**WORK INSTRUCTIONS**
Every line below that includes "name" counts toward the total. Report that total alone.

-- Start of LISTED ENTRIES --

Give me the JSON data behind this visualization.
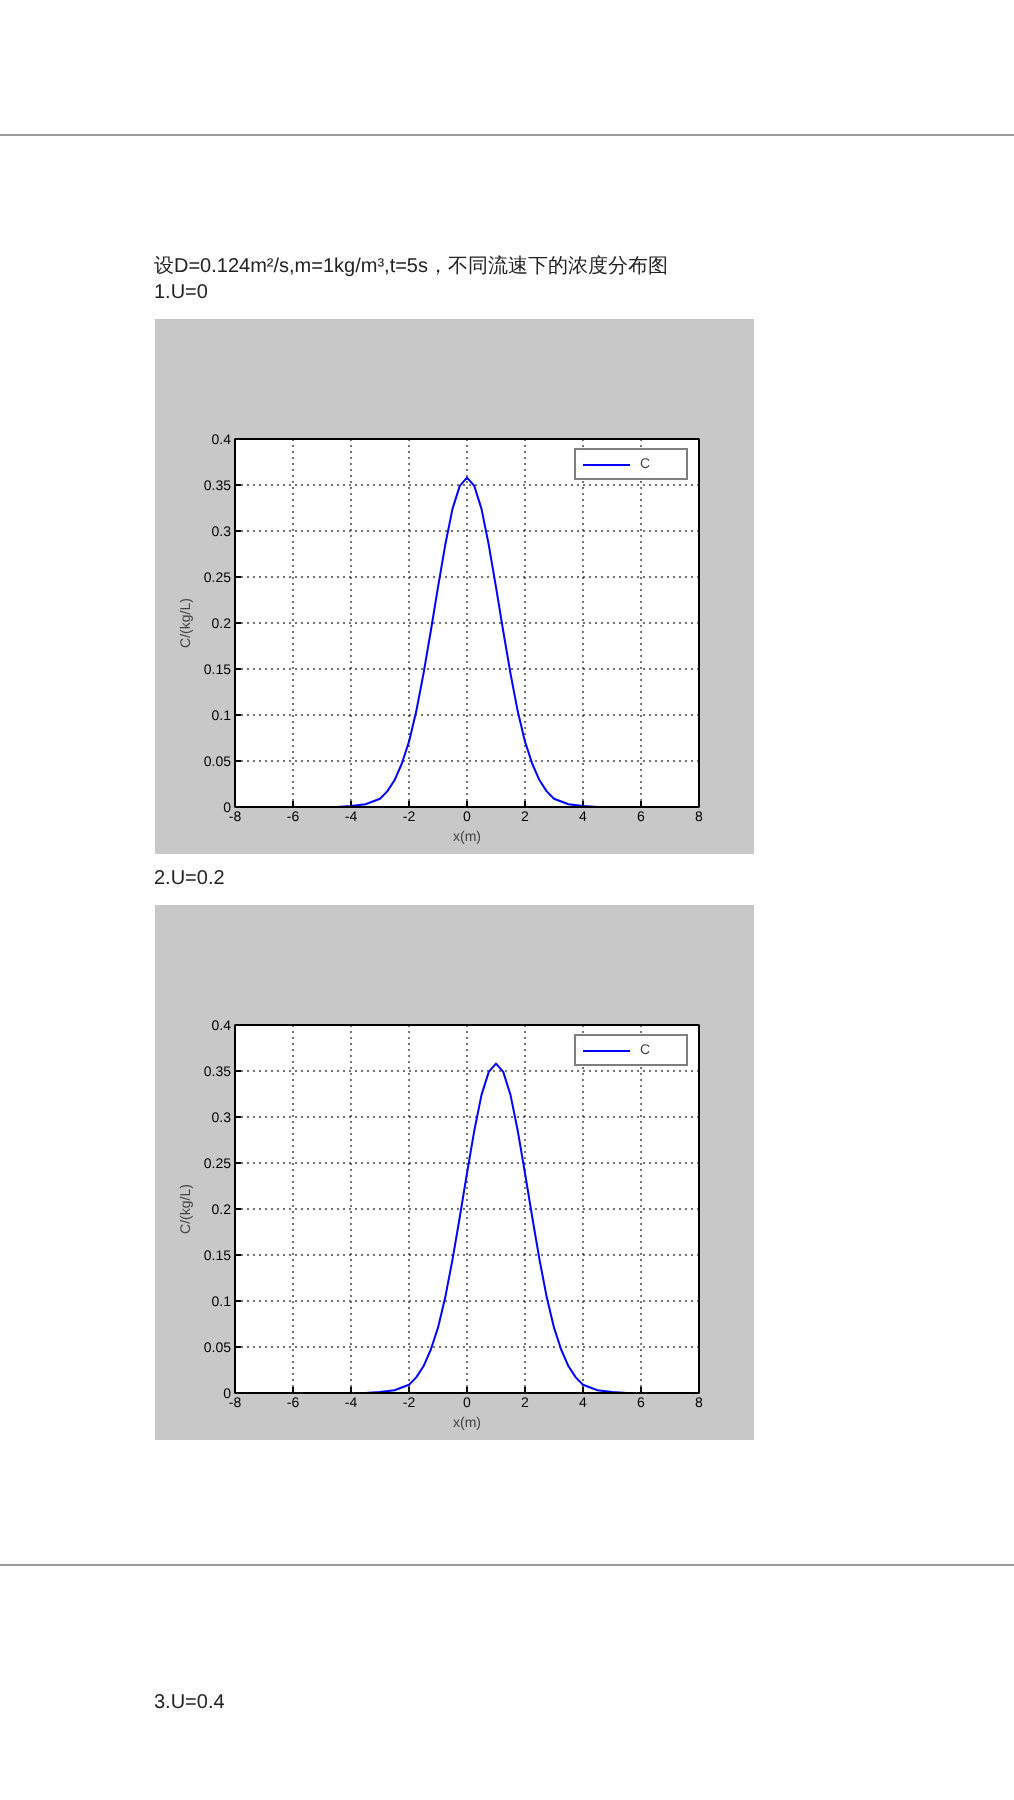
{
  "chart_data": [
    {
      "type": "line",
      "title": "设D=0.124m²/s,m=1kg/m³,t=5s，不同流速下的浓度分布图",
      "subtitle": "1.U=0",
      "xlabel": "x(m)",
      "ylabel": "C/(kg/L)",
      "x": [
        -8,
        -4.5,
        -4,
        -3.5,
        -3,
        -2.75,
        -2.5,
        -2.25,
        -2,
        -1.75,
        -1.5,
        -1.25,
        -1,
        -0.75,
        -0.5,
        -0.25,
        0,
        0.25,
        0.5,
        0.75,
        1,
        1.25,
        1.5,
        1.75,
        2,
        2.25,
        2.5,
        2.75,
        3,
        3.5,
        4,
        4.5,
        8
      ],
      "series": [
        {
          "name": "C",
          "color": "#0000ff",
          "values": [
            0,
            0,
            0.001,
            0.003,
            0.009,
            0.017,
            0.029,
            0.047,
            0.071,
            0.104,
            0.145,
            0.191,
            0.239,
            0.285,
            0.324,
            0.349,
            0.358,
            0.349,
            0.324,
            0.285,
            0.239,
            0.191,
            0.145,
            0.104,
            0.071,
            0.047,
            0.029,
            0.017,
            0.009,
            0.003,
            0.001,
            0,
            0
          ]
        }
      ],
      "xlim": [
        -8,
        8
      ],
      "xticks": [
        -8,
        -6,
        -4,
        -2,
        0,
        2,
        4,
        6,
        8
      ],
      "ylim": [
        0,
        0.4
      ],
      "yticks": [
        0,
        0.05,
        0.1,
        0.15,
        0.2,
        0.25,
        0.3,
        0.35,
        0.4
      ],
      "grid": true,
      "legend": "top right",
      "line_style": "solid"
    },
    {
      "type": "line",
      "subtitle": "2.U=0.2",
      "xlabel": "x(m)",
      "ylabel": "C/(kg/L)",
      "x": [
        -8,
        -3.5,
        -3,
        -2.5,
        -2,
        -1.75,
        -1.5,
        -1.25,
        -1,
        -0.75,
        -0.5,
        -0.25,
        0,
        0.25,
        0.5,
        0.75,
        1,
        1.25,
        1.5,
        1.75,
        2,
        2.25,
        2.5,
        2.75,
        3,
        3.25,
        3.5,
        3.75,
        4,
        4.5,
        5,
        5.5,
        8
      ],
      "series": [
        {
          "name": "C",
          "color": "#0000ff",
          "values": [
            0,
            0,
            0.001,
            0.003,
            0.009,
            0.017,
            0.029,
            0.047,
            0.071,
            0.104,
            0.145,
            0.191,
            0.239,
            0.285,
            0.324,
            0.349,
            0.358,
            0.349,
            0.324,
            0.285,
            0.239,
            0.191,
            0.145,
            0.104,
            0.071,
            0.047,
            0.029,
            0.017,
            0.009,
            0.003,
            0.001,
            0,
            0
          ]
        }
      ],
      "xlim": [
        -8,
        8
      ],
      "xticks": [
        -8,
        -6,
        -4,
        -2,
        0,
        2,
        4,
        6,
        8
      ],
      "ylim": [
        0,
        0.4
      ],
      "yticks": [
        0,
        0.05,
        0.1,
        0.15,
        0.2,
        0.25,
        0.3,
        0.35,
        0.4
      ],
      "grid": true,
      "legend": "top right",
      "line_style": "solid",
      "annotations": [
        "3.U=0.4"
      ]
    }
  ]
}
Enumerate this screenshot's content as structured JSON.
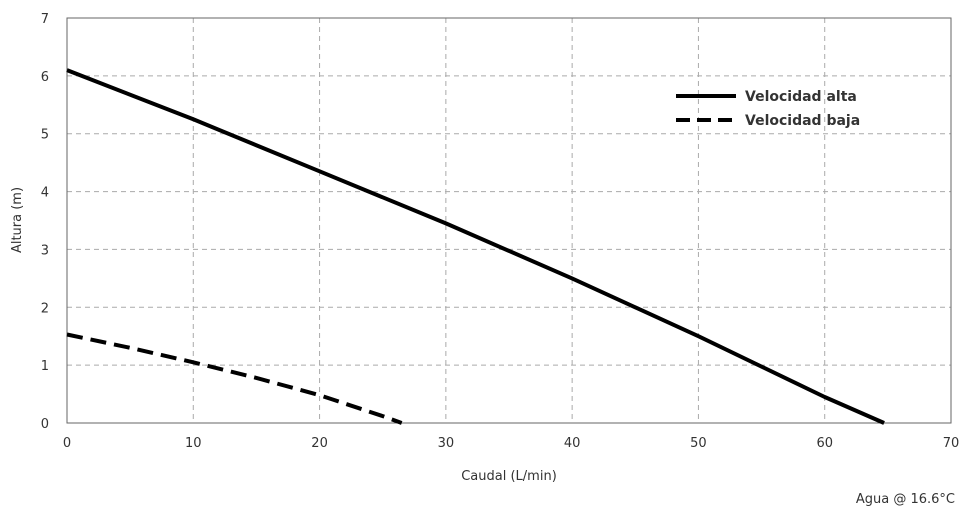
{
  "chart_data": {
    "type": "line",
    "xlabel": "Caudal (L/min)",
    "ylabel": "Altura (m)",
    "xlim": [
      0,
      70
    ],
    "ylim": [
      0,
      7
    ],
    "xticks": [
      0,
      10,
      20,
      30,
      40,
      50,
      60,
      70
    ],
    "yticks": [
      0,
      1,
      2,
      3,
      4,
      5,
      6,
      7
    ],
    "grid": true,
    "legend_position": "top-right",
    "series": [
      {
        "name": "Velocidad alta",
        "style": "solid",
        "color": "#000000",
        "x": [
          0,
          10,
          20,
          30,
          40,
          50,
          60,
          64.7
        ],
        "y": [
          6.1,
          5.25,
          4.35,
          3.45,
          2.5,
          1.5,
          0.45,
          0
        ]
      },
      {
        "name": "Velocidad baja",
        "style": "dashed",
        "color": "#000000",
        "x": [
          0,
          5,
          10,
          15,
          20,
          25,
          26.5
        ],
        "y": [
          1.53,
          1.3,
          1.05,
          0.78,
          0.48,
          0.12,
          0
        ]
      }
    ],
    "annotation": "Agua @ 16.6°C"
  }
}
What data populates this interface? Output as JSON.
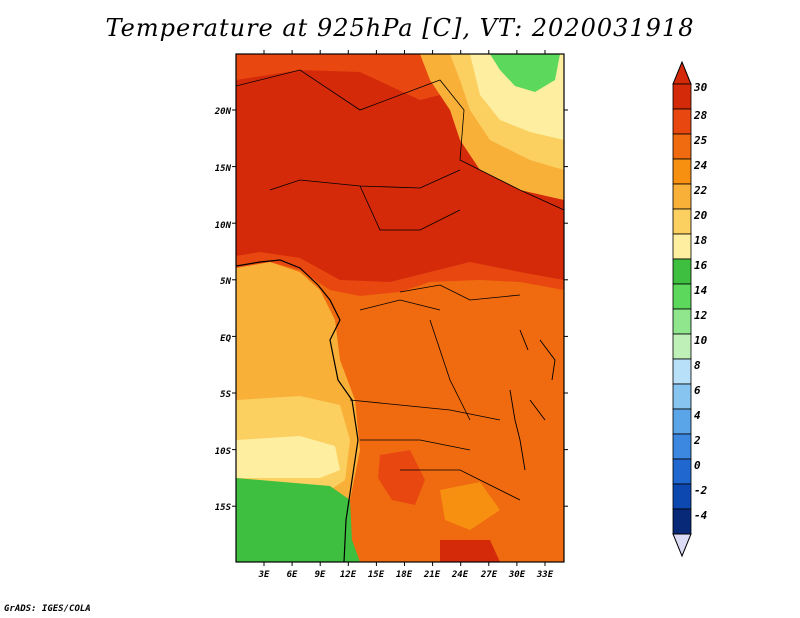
{
  "title": "Temperature at 925hPa [C], VT: 2020031918",
  "footer": "GrADS: IGES/COLA",
  "map": {
    "x_ticks": [
      "3E",
      "6E",
      "9E",
      "12E",
      "15E",
      "18E",
      "21E",
      "24E",
      "27E",
      "30E",
      "33E"
    ],
    "y_ticks": [
      "20N",
      "15N",
      "10N",
      "5N",
      "EQ",
      "5S",
      "10S",
      "15S"
    ]
  },
  "colorbar": {
    "levels": [
      "30",
      "28",
      "25",
      "24",
      "22",
      "20",
      "18",
      "16",
      "14",
      "12",
      "10",
      "8",
      "6",
      "4",
      "2",
      "0",
      "-2",
      "-4"
    ],
    "colors": [
      "#d42a0a",
      "#e84810",
      "#f06a10",
      "#f79010",
      "#f9b038",
      "#fbd060",
      "#fdeea0",
      "#3fbf3f",
      "#5cd85c",
      "#90e68c",
      "#bff0b8",
      "#b8e0f8",
      "#88c4f0",
      "#5aa4e8",
      "#3c88e0",
      "#2068d0",
      "#0d48b0",
      "#082878"
    ],
    "top_color": "#d42a0a",
    "bottom_color": "#dcdcf6"
  }
}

-- End of LISTED ENTRIES --

**FINAL RESULT**
4